TEXT EXTRACT.
------------------------------

The credit for this post goes to you Ritu. The video you shared made me think… and this was the upshot. 😀
sharing what i wrote on fb, after sharing this link (which was found via a friend’s share:
true true true, this post about children and where they pick up attitudes of abundance and scantiness (where else? parents). and unlearning all that is a thing indeed 😮 where’s money o where and every paisa to be accounted for and this and that.
baba’s atti towards money spills over into his handling and/or sharing of it, with even people close to him. i can see where it comes from, his memories of scanty times with him being the eldest son and his father dying early. that bitterness of early struggle memories is a perpetual haunting for him.. dadu too struggled in many ways in his early years but it never embittered him. ma loves comparing both these attitudes, but what i’d like to do is choose the atti that resonates. and that’d be the attitude of abundance.
my lessons come from a young friend, who comes from a pretty struggling background, but looking at her bright eyes, face and perpetual spinning of rainbow dreams and ‘let’s do it!’ attitude and madventurings with her many friends – got me seeing there are ways to see beyond the atti of scantiness. she called up for river talk on a day i was dying inside for river and sun and green:) she knew exactly when to call (and why would she not? her first gift to me when we met, was a green bird, and i’d given her a teeny earthen cat) she knows my isolation places inside and she knows how to pull me out with her ‘lets do it!’ laughter too. her boyfriend is training to be a firefighter, she loves the hosepipe with its amazing showers.
step, by step, as attitudes of scantiness and abundance clash inside (i’d rather, they played), i learn. (self, learnings learnings everyday 🙂 while learning not to lean on. baby steps.)
and sharing a memory: baba, whenever i used to handle money as a kid, would say, money is dirty. it comes via so hands. dn’t touch. money was a very adult place therefore, i never knew what to do around it.

------------------------------

AIM.
Copy word for word the passage of the post on attitudes toward money that opens with the words containing "step, by step, as" and closes with "on. baby steps.)".

------------------------------

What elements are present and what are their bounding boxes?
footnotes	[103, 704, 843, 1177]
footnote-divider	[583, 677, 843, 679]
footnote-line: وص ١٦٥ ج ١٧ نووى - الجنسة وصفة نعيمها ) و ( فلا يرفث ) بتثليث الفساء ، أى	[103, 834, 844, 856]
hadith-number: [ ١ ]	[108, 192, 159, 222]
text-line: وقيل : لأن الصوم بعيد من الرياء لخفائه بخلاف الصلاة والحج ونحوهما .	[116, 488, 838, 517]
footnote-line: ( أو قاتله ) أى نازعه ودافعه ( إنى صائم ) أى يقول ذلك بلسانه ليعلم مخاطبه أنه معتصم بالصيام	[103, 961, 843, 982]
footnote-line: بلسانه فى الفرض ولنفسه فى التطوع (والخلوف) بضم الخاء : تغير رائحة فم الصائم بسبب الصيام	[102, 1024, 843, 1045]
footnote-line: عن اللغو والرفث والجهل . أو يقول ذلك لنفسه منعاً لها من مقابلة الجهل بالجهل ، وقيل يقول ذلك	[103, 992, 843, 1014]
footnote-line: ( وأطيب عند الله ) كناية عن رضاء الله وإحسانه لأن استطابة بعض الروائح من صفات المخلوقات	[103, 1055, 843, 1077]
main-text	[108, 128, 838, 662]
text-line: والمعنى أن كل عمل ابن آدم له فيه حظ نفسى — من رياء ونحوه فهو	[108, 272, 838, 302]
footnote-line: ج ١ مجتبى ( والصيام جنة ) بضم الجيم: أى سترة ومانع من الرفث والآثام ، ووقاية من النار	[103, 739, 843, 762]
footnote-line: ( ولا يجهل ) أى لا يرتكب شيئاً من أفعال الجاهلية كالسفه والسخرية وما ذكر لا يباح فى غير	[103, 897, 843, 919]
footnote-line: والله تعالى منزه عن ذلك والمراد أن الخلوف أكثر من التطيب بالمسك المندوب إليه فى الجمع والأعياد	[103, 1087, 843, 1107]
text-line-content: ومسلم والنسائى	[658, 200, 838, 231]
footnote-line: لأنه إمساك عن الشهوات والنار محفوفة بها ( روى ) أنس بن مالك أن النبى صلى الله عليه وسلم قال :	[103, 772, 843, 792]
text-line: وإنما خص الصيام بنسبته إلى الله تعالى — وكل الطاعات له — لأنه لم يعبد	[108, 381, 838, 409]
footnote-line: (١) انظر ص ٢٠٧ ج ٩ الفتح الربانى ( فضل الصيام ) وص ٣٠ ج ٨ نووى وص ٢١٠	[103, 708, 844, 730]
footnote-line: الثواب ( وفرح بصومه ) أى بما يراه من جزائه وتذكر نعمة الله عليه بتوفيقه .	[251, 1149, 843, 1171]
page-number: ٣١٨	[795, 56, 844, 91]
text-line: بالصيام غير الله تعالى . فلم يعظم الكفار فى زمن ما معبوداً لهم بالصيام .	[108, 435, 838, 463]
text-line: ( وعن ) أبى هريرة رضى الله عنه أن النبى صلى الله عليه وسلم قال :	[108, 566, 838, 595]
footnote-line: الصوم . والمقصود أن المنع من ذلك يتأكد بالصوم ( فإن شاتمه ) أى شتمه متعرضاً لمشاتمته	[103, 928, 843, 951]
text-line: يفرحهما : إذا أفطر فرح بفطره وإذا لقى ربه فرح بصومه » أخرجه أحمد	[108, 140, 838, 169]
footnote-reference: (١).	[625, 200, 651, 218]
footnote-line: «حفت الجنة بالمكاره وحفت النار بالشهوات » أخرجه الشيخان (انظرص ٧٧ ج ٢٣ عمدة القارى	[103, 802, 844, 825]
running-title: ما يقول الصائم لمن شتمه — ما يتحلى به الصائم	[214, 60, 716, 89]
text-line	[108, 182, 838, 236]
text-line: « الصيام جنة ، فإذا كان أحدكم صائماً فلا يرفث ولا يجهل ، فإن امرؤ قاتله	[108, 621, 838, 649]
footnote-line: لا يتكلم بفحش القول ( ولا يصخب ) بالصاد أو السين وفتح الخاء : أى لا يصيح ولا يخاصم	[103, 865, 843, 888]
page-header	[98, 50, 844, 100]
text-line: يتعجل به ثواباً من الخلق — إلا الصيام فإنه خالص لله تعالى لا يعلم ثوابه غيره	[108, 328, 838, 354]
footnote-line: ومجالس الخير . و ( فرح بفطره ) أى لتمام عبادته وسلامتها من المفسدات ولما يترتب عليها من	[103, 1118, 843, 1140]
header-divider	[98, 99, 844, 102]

------------------------------

ANSWER TO THE TASK.
step, by step, as attitudes of scantiness and abundance clash inside (i’d rather, they played), i learn. (self, learnings learnings everyday 🙂 while learning not to lean on. baby steps.)